• **SUPPLIED RECORDS**
━━━━━━━━━━━━━━━━

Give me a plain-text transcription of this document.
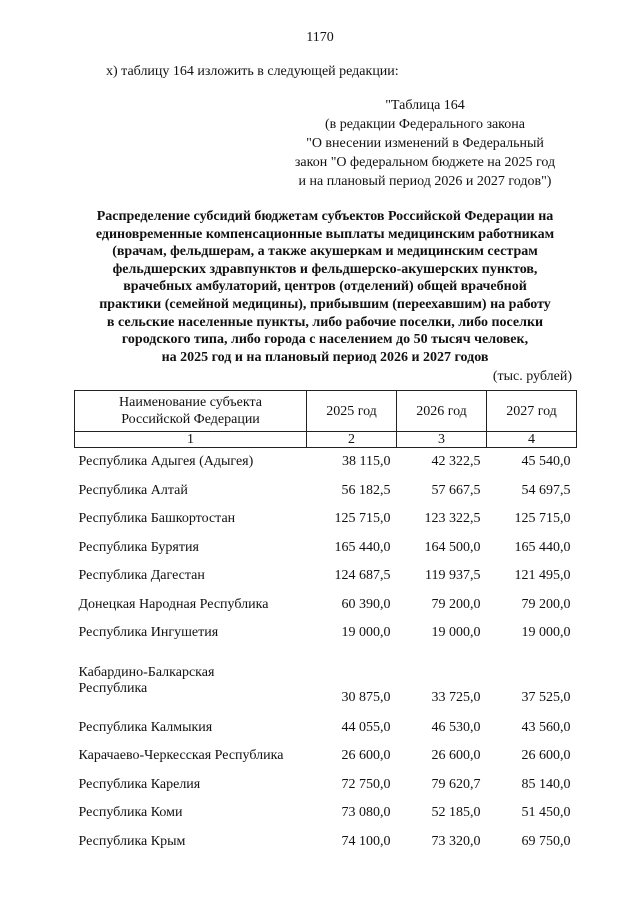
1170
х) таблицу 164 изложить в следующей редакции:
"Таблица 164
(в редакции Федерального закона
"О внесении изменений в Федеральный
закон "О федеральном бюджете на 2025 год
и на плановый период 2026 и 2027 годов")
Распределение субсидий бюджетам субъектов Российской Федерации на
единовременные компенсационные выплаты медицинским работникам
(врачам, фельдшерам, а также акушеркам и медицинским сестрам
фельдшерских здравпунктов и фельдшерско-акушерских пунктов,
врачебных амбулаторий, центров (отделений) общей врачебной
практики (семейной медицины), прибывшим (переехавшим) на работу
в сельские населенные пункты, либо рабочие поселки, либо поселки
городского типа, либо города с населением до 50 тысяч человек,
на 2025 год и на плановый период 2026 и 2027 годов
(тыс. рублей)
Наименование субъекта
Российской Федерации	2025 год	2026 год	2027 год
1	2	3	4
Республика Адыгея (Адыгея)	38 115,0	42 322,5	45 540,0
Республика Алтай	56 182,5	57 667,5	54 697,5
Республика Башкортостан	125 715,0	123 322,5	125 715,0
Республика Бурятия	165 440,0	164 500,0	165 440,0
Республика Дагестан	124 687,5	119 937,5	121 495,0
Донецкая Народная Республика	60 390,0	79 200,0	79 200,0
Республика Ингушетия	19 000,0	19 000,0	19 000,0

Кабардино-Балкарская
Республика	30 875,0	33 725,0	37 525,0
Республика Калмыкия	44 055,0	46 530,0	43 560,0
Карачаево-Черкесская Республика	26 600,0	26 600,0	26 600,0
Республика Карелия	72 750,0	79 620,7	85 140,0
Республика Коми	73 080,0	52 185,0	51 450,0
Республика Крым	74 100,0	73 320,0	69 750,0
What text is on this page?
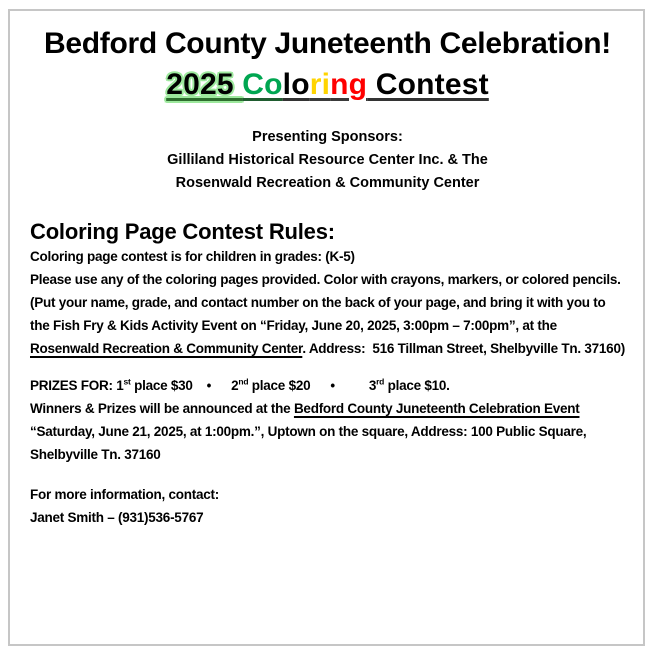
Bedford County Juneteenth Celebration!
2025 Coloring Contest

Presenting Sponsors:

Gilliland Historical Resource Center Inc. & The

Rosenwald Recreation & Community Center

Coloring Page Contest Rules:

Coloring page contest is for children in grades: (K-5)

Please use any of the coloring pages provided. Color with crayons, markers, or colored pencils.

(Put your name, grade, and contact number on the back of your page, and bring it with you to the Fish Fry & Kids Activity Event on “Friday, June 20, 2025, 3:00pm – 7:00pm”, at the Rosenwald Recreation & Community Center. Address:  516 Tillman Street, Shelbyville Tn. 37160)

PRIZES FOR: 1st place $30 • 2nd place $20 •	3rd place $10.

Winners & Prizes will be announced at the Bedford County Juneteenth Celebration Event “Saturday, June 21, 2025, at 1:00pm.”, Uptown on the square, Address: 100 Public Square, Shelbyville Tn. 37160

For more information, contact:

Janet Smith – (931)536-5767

━━━━━━━━━━━━━━━━

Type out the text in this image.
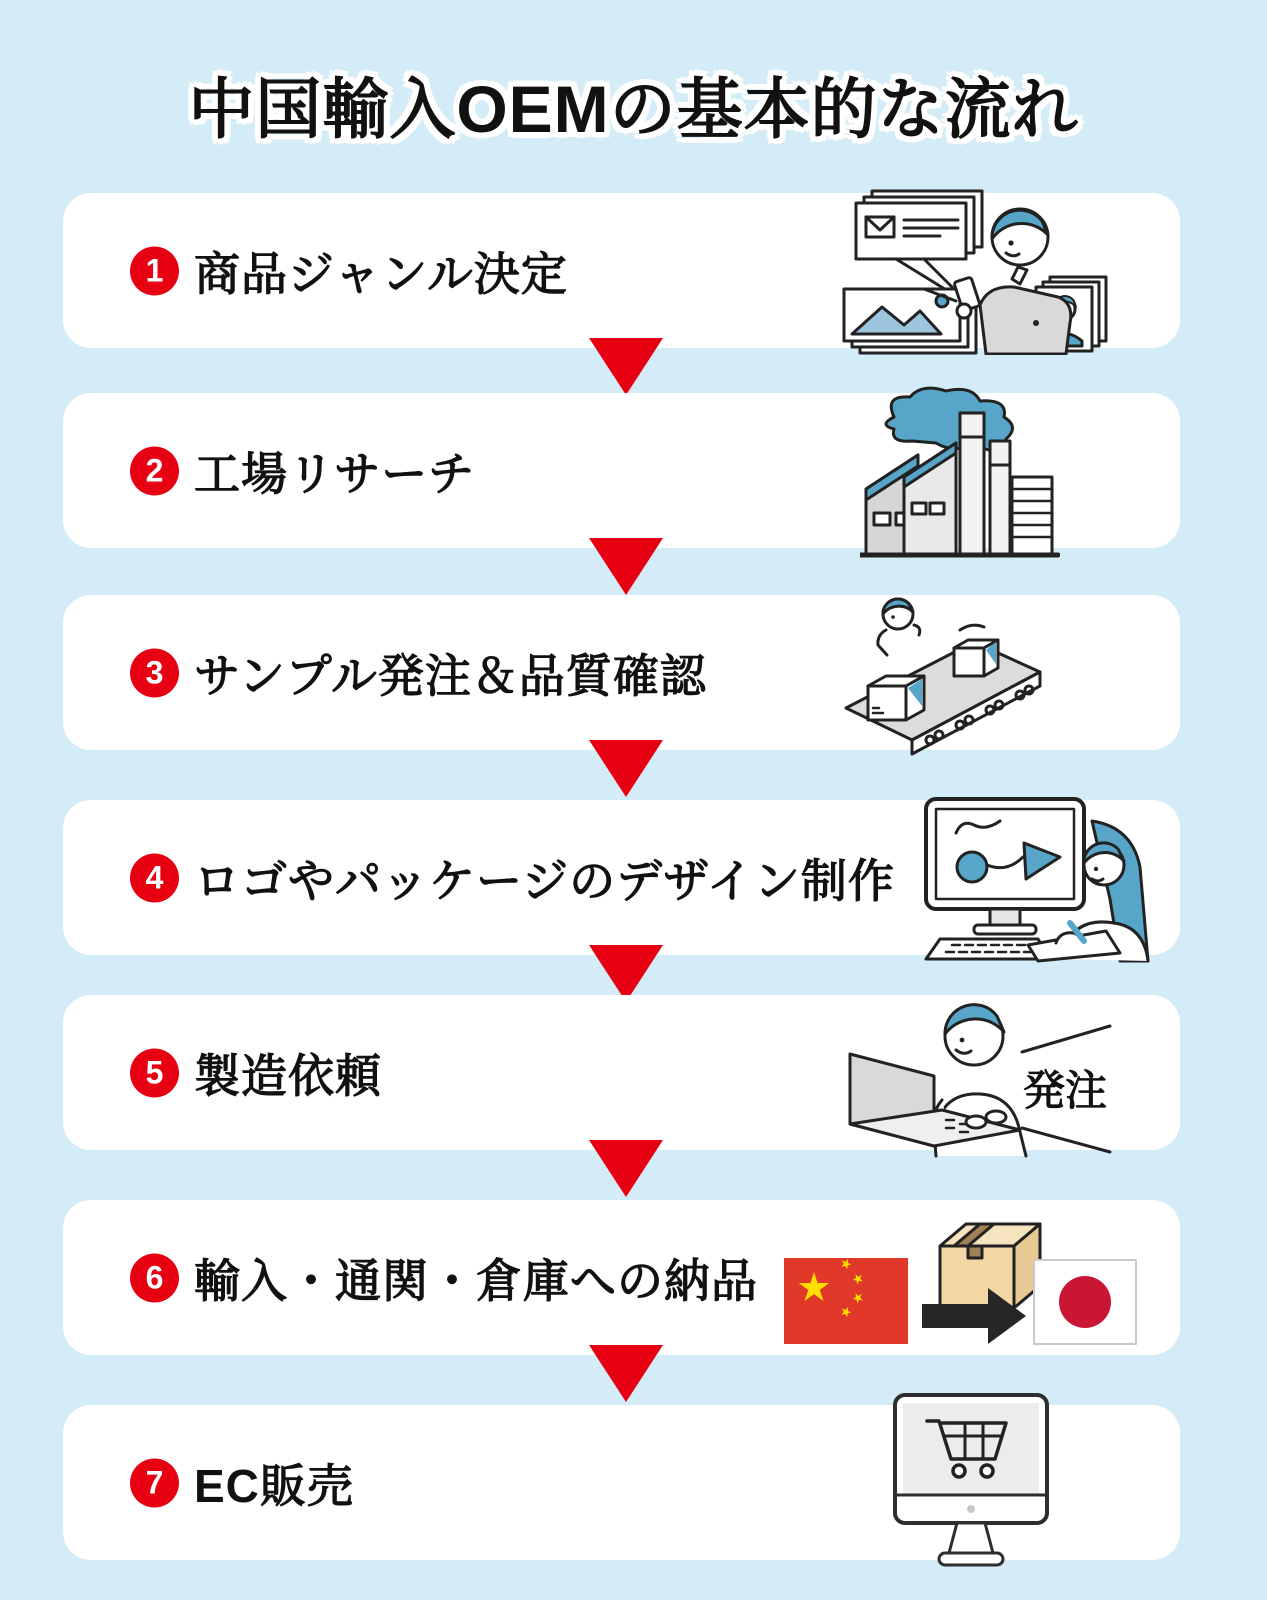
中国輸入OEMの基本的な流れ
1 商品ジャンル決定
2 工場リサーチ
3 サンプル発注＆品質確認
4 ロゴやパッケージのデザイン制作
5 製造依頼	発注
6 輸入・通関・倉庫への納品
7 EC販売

━━━━━━━━━━━━━━━━

Copy all lines above containing the string "либо".

в сельские населенные пункты, либо рабочие поселки, либо поселки
городского типа, либо города с населением до 50 тысяч человек,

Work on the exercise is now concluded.